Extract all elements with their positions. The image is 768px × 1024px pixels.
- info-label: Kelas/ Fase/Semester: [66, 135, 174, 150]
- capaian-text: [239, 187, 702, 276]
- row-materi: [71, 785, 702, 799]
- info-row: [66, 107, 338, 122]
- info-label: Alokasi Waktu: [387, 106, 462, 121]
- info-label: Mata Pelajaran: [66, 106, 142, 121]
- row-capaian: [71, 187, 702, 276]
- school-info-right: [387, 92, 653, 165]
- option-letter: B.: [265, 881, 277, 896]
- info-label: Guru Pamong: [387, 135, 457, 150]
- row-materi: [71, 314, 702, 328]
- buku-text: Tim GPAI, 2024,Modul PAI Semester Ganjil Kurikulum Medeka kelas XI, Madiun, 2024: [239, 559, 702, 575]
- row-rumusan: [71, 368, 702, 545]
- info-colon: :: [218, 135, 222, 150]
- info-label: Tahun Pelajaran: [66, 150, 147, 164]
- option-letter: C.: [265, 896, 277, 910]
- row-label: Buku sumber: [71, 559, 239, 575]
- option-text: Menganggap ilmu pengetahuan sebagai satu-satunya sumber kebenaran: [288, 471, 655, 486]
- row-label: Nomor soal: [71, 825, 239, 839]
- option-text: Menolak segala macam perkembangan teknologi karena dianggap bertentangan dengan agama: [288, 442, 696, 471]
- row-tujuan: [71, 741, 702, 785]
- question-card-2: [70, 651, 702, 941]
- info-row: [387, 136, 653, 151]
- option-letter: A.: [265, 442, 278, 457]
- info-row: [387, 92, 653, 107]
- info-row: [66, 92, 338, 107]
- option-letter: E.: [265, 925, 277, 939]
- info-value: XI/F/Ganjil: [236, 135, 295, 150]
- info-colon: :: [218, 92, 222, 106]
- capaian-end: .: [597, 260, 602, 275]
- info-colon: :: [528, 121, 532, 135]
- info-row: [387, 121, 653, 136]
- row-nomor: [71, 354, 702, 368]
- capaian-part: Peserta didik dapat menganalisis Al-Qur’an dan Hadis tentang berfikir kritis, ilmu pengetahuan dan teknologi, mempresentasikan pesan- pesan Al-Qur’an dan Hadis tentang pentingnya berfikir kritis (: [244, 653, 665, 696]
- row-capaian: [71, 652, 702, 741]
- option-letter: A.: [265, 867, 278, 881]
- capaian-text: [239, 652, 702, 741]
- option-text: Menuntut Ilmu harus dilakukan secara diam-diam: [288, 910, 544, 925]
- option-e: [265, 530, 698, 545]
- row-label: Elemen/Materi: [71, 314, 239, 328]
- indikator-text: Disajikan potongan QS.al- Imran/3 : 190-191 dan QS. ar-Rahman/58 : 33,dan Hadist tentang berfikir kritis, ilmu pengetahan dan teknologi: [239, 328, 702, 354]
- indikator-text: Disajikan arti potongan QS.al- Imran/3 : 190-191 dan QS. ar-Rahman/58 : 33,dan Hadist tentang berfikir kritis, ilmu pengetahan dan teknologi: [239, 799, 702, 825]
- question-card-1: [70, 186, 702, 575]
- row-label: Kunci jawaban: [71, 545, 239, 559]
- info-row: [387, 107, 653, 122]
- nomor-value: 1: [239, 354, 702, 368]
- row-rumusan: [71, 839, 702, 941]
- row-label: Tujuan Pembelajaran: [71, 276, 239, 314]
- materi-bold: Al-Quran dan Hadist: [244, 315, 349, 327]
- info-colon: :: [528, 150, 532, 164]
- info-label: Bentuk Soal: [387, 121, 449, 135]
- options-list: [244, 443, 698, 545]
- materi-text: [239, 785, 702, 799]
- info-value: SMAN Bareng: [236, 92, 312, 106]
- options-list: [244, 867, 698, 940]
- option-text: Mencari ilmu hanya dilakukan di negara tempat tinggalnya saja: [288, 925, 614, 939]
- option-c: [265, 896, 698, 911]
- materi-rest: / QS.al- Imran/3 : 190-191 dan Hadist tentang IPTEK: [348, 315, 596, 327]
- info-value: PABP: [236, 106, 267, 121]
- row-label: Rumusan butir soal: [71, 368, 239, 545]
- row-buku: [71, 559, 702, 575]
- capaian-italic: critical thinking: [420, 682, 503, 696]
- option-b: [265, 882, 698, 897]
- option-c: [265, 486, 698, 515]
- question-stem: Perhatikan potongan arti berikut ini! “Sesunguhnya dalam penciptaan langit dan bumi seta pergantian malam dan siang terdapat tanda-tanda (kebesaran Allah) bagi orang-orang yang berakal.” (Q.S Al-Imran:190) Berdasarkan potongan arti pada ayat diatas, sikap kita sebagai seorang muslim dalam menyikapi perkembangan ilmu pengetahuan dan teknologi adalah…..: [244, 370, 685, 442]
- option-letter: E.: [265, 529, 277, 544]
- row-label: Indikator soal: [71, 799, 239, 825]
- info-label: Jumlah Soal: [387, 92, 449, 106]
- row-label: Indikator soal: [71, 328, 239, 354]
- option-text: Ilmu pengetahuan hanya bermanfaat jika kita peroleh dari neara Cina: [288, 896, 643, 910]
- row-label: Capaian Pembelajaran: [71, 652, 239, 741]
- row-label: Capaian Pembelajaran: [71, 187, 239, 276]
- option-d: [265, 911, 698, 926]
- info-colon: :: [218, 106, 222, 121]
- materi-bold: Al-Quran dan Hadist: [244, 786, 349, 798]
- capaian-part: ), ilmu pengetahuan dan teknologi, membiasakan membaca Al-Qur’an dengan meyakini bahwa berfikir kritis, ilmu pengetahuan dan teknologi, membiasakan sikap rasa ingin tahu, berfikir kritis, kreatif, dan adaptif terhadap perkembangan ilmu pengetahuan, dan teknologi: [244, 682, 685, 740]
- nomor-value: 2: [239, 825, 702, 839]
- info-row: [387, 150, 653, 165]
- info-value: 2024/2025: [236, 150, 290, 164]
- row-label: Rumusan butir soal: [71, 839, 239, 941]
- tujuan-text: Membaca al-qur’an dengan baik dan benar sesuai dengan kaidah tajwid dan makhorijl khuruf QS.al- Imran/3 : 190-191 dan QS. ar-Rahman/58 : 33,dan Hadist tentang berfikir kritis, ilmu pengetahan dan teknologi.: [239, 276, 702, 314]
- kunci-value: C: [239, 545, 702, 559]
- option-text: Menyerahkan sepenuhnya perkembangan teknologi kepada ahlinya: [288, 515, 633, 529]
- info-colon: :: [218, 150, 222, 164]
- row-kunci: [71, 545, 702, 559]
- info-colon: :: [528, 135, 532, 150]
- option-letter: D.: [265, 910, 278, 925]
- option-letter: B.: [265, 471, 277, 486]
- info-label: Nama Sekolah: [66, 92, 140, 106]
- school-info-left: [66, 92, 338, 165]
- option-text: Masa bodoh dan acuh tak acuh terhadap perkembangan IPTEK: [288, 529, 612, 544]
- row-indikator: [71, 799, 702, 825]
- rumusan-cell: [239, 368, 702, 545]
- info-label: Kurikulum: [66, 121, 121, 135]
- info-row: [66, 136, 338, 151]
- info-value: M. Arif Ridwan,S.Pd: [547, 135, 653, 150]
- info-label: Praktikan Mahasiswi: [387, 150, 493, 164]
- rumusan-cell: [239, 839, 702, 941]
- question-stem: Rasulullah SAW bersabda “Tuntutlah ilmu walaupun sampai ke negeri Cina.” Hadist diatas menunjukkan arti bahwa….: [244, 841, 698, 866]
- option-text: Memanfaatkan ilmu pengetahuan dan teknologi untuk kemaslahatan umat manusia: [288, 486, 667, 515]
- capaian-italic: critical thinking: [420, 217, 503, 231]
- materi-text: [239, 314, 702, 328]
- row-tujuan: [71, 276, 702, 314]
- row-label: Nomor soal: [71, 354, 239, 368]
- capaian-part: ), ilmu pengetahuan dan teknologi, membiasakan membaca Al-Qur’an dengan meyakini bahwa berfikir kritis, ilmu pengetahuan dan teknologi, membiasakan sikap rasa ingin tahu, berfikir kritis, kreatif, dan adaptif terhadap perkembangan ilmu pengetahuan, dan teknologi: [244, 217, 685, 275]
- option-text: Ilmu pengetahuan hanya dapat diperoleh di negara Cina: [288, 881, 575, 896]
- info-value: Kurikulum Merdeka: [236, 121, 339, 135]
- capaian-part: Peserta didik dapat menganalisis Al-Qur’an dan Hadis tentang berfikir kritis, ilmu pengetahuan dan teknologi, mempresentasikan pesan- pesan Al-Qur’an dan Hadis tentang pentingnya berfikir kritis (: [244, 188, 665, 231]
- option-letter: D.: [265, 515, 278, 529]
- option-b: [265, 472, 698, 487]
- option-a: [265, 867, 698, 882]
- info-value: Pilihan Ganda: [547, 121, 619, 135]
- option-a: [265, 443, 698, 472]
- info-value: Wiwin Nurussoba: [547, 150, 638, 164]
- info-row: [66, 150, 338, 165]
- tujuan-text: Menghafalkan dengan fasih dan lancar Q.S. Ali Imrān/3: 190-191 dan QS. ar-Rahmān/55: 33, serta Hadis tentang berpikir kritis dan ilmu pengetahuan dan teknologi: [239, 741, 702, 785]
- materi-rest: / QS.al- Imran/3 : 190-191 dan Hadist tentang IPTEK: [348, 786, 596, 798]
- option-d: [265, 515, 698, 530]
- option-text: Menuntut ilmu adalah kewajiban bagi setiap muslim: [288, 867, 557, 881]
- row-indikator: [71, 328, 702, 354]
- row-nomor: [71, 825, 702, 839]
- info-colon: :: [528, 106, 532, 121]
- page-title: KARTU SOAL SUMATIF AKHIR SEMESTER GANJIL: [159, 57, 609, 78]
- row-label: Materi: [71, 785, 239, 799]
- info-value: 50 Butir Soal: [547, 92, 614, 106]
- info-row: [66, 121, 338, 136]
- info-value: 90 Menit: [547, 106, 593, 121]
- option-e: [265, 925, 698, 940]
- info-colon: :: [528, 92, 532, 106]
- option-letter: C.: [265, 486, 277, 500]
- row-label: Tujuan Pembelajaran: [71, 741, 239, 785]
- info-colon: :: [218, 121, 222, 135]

__________________________________________________

* [TASK OBJECTIVE] Render the rows as a JSON list of strings, one string per line and omitting any blank lines, starting at the beginning of the rows and ending at the line containing "- row-materi: [71, 314, 702, 328]".

* [REPLY]
[
  "Extract all elements with their positions. The image is 768px × 1024px pixels.",
  "- info-label: Kelas/ Fase/Semester: [66, 135, 174, 150]",
  "- capaian-text: [239, 187, 702, 276]",
  "- row-materi: [71, 785, 702, 799]",
  "- info-row: [66, 107, 338, 122]",
  "- info-label: Alokasi Waktu: [387, 106, 462, 121]",
  "- info-label: Mata Pelajaran: [66, 106, 142, 121]",
  "- row-capaian: [71, 187, 702, 276]",
  "- school-info-right: [387, 92, 653, 165]",
  "- option-letter: B.: [265, 881, 277, 896]",
  "- info-label: Guru Pamong: [387, 135, 457, 150]",
  "- row-materi: [71, 314, 702, 328]"
]